◆ **EXERCISE BRIEF**
Note how many lines in the entries contain the string "black", then give that number and nothing else.

(Stored entries)
* BEGIN *

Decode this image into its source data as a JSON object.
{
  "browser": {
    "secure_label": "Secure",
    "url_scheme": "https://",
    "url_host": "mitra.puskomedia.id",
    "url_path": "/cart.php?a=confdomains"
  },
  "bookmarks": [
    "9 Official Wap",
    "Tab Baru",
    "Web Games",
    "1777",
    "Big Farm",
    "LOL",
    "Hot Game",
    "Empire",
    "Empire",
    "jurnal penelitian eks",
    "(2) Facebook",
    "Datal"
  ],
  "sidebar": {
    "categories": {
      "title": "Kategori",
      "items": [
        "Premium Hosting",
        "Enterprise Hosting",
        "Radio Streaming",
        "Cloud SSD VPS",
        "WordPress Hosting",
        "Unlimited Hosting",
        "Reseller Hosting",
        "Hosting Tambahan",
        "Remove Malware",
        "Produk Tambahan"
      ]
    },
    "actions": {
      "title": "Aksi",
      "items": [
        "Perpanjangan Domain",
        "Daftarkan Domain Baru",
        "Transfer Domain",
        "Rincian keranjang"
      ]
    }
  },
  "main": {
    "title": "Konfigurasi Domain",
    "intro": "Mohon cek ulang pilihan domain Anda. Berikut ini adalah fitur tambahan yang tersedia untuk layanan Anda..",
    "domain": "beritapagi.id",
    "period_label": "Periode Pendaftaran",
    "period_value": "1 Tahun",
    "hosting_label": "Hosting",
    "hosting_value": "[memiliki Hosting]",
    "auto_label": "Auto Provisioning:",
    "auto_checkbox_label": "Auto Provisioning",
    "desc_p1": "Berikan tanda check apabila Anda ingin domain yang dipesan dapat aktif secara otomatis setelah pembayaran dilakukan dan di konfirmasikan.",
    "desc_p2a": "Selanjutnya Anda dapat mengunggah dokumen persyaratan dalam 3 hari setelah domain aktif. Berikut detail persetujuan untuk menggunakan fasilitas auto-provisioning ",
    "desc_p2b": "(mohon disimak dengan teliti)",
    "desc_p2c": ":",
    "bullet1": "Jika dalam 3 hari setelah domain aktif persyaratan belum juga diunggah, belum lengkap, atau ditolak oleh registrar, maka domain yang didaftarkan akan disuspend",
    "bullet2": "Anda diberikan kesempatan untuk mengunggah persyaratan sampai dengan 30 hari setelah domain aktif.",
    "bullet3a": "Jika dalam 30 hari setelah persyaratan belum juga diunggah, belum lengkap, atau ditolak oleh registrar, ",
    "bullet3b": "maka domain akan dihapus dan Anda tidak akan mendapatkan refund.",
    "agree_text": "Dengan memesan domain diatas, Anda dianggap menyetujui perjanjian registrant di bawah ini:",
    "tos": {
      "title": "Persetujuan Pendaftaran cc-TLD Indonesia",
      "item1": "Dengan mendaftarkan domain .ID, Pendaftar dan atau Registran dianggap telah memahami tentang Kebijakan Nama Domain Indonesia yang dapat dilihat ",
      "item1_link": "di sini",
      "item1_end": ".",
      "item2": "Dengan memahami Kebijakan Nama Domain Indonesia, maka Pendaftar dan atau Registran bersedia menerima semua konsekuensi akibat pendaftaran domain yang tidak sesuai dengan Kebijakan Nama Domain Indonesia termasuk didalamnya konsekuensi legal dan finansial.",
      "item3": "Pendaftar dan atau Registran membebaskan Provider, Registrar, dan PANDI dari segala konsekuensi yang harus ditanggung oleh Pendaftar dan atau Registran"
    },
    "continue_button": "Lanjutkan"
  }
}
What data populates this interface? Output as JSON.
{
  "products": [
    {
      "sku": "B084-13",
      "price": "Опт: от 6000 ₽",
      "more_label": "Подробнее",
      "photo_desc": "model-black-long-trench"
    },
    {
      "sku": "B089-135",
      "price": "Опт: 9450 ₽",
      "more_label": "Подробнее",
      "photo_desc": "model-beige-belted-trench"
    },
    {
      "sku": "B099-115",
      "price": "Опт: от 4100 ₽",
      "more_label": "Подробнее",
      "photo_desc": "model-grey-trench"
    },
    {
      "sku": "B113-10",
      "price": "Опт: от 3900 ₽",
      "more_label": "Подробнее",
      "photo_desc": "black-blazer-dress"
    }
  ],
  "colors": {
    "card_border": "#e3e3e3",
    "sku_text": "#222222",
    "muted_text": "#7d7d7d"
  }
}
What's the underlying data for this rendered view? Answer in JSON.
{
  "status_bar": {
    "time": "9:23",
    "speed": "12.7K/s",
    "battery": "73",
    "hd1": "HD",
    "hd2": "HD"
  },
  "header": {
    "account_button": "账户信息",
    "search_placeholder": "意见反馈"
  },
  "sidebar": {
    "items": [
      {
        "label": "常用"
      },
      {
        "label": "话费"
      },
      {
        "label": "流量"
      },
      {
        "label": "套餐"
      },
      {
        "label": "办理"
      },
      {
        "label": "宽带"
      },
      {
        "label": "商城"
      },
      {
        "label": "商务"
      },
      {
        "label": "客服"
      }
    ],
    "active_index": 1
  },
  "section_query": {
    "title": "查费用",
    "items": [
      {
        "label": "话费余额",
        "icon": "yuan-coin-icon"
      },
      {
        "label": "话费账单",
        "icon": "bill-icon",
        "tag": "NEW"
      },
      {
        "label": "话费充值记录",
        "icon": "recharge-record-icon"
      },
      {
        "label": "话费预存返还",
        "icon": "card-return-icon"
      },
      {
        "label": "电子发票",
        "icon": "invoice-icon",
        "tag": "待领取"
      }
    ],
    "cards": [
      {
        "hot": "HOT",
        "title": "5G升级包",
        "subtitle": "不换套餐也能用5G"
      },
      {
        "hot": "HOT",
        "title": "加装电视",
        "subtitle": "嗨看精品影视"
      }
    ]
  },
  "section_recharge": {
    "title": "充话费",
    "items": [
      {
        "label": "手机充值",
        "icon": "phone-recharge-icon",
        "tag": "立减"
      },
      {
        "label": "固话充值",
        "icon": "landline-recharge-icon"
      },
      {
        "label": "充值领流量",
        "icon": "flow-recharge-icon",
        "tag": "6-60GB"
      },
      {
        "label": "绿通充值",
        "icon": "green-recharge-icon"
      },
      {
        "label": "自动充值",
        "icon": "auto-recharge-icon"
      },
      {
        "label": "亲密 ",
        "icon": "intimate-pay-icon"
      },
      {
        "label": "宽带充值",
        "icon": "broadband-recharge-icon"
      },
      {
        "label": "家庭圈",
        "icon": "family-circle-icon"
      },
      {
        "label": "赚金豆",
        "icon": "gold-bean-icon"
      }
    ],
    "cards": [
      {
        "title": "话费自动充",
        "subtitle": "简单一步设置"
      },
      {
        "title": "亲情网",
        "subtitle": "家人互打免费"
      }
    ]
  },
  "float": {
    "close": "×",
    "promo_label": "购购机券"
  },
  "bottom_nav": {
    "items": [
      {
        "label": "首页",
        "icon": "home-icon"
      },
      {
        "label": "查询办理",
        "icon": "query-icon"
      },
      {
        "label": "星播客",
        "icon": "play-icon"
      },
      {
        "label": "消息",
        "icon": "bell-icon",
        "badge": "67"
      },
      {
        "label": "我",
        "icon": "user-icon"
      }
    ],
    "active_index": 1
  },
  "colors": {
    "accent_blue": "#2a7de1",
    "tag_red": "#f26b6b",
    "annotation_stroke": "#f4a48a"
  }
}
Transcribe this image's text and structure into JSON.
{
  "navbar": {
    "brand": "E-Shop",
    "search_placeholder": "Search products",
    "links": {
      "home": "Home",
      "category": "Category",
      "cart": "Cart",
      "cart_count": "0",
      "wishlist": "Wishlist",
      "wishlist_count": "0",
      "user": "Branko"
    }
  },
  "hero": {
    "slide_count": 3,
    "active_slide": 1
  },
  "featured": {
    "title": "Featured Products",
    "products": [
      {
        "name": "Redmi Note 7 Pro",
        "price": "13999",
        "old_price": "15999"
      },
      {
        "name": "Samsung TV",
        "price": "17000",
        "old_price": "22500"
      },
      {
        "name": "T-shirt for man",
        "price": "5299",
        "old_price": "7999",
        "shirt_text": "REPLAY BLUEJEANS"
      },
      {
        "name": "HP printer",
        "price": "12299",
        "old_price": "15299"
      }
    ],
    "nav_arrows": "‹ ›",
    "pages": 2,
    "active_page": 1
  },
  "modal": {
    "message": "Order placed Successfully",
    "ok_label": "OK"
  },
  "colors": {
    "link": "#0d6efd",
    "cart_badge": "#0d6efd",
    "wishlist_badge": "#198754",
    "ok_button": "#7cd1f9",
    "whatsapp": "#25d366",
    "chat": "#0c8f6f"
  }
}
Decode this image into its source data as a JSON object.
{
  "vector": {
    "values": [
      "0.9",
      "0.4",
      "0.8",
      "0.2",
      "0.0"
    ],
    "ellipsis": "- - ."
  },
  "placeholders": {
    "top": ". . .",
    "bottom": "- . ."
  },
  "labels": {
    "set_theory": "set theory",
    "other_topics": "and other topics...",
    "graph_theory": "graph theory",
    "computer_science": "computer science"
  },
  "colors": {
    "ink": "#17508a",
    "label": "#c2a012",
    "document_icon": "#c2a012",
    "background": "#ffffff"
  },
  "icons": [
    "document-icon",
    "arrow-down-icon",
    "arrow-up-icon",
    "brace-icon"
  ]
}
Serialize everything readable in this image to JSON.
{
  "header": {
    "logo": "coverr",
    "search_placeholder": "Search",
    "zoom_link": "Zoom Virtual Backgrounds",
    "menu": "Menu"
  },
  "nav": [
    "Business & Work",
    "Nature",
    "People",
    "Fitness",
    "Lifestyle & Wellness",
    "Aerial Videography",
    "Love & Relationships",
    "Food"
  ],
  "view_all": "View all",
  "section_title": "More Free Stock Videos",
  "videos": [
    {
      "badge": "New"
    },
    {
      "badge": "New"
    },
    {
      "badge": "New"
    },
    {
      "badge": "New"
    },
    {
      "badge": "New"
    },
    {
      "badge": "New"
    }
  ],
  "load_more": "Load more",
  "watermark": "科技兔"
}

* END *

◆ **ANSWER TO THE EXERCISE**
2